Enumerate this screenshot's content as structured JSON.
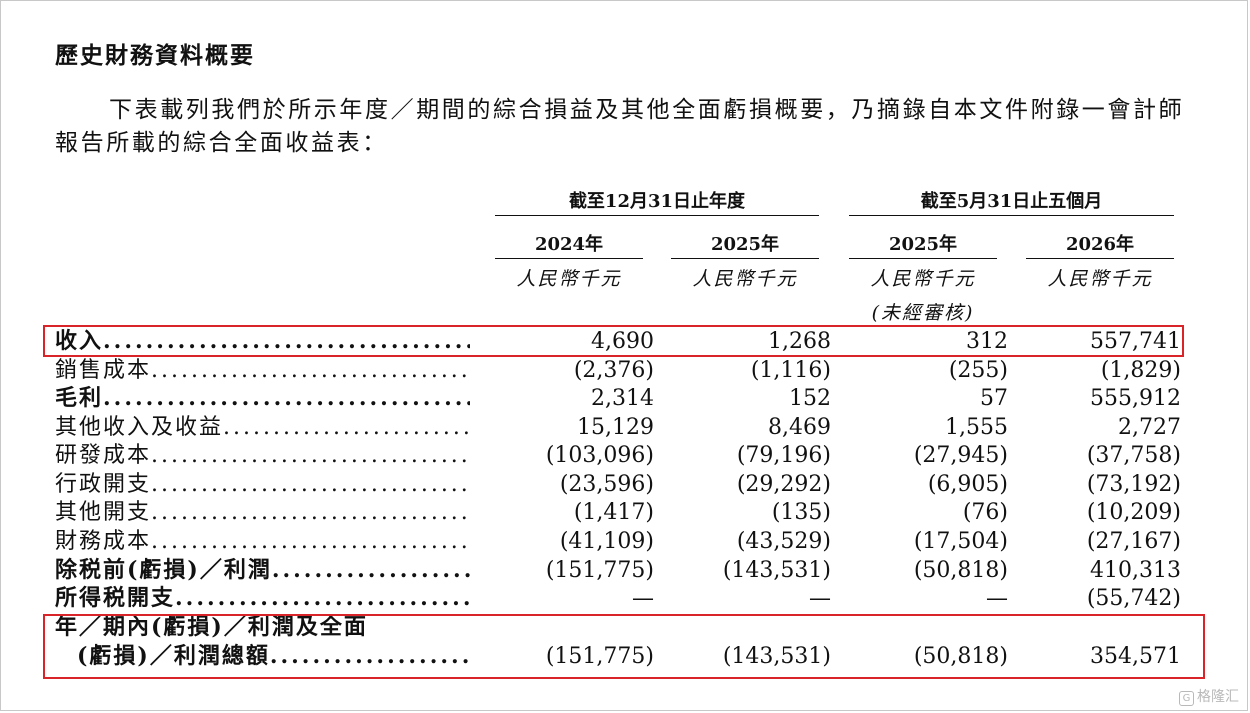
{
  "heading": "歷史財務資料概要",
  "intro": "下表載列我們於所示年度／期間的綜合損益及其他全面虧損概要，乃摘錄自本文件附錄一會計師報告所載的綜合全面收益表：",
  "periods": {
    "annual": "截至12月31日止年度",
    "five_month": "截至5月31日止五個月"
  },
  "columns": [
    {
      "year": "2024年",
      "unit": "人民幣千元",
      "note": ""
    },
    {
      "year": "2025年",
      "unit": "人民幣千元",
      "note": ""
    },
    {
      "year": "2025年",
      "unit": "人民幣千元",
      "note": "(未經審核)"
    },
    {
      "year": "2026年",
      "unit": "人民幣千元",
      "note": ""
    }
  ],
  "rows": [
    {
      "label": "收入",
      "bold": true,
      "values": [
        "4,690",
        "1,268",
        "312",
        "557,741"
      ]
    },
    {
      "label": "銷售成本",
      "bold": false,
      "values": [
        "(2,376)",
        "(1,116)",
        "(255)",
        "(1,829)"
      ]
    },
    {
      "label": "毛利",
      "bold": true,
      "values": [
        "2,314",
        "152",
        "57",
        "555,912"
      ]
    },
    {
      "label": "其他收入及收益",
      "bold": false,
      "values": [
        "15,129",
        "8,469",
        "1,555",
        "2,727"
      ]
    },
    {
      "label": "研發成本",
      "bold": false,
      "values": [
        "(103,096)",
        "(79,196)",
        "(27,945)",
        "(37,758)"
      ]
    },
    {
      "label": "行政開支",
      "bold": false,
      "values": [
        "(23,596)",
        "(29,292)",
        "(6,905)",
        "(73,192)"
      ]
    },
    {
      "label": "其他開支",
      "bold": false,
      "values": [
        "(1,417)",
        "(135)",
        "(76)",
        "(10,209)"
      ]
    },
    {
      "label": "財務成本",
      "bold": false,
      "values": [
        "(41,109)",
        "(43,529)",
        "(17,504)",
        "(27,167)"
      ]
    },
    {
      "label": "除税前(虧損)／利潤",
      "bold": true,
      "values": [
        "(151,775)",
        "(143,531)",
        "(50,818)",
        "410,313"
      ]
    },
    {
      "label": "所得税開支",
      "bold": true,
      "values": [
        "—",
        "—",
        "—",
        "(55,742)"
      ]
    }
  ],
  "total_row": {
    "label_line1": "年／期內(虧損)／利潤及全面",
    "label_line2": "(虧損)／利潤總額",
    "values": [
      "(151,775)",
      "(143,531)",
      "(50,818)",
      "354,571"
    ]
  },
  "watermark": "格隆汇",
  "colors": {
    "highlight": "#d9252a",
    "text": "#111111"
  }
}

────────────────────

:: Do this ::
Without the pictures, output the full listing exactly as it stands.

:: Result below ::
Enumerate this screenshot's content as structured JSON.
{
  "heading": "歷史財務資料概要",
  "intro": "下表載列我們於所示年度／期間的綜合損益及其他全面虧損概要，乃摘錄自本文件附錄一會計師報告所載的綜合全面收益表：",
  "periods": {
    "annual": "截至12月31日止年度",
    "five_month": "截至5月31日止五個月"
  },
  "columns": [
    {
      "year": "2024年",
      "unit": "人民幣千元",
      "note": ""
    },
    {
      "year": "2025年",
      "unit": "人民幣千元",
      "note": ""
    },
    {
      "year": "2025年",
      "unit": "人民幣千元",
      "note": "(未經審核)"
    },
    {
      "year": "2026年",
      "unit": "人民幣千元",
      "note": ""
    }
  ],
  "rows": [
    {
      "label": "收入",
      "bold": true,
      "values": [
        "4,690",
        "1,268",
        "312",
        "557,741"
      ]
    },
    {
      "label": "銷售成本",
      "bold": false,
      "values": [
        "(2,376)",
        "(1,116)",
        "(255)",
        "(1,829)"
      ]
    },
    {
      "label": "毛利",
      "bold": true,
      "values": [
        "2,314",
        "152",
        "57",
        "555,912"
      ]
    },
    {
      "label": "其他收入及收益",
      "bold": false,
      "values": [
        "15,129",
        "8,469",
        "1,555",
        "2,727"
      ]
    },
    {
      "label": "研發成本",
      "bold": false,
      "values": [
        "(103,096)",
        "(79,196)",
        "(27,945)",
        "(37,758)"
      ]
    },
    {
      "label": "行政開支",
      "bold": false,
      "values": [
        "(23,596)",
        "(29,292)",
        "(6,905)",
        "(73,192)"
      ]
    },
    {
      "label": "其他開支",
      "bold": false,
      "values": [
        "(1,417)",
        "(135)",
        "(76)",
        "(10,209)"
      ]
    },
    {
      "label": "財務成本",
      "bold": false,
      "values": [
        "(41,109)",
        "(43,529)",
        "(17,504)",
        "(27,167)"
      ]
    },
    {
      "label": "除税前(虧損)／利潤",
      "bold": true,
      "values": [
        "(151,775)",
        "(143,531)",
        "(50,818)",
        "410,313"
      ]
    },
    {
      "label": "所得税開支",
      "bold": true,
      "values": [
        "—",
        "—",
        "—",
        "(55,742)"
      ]
    }
  ],
  "total_row": {
    "label_line1": "年／期內(虧損)／利潤及全面",
    "label_line2": "(虧損)／利潤總額",
    "values": [
      "(151,775)",
      "(143,531)",
      "(50,818)",
      "354,571"
    ]
  },
  "watermark": "格隆汇",
  "colors": {
    "highlight": "#d9252a",
    "text": "#111111"
  }
}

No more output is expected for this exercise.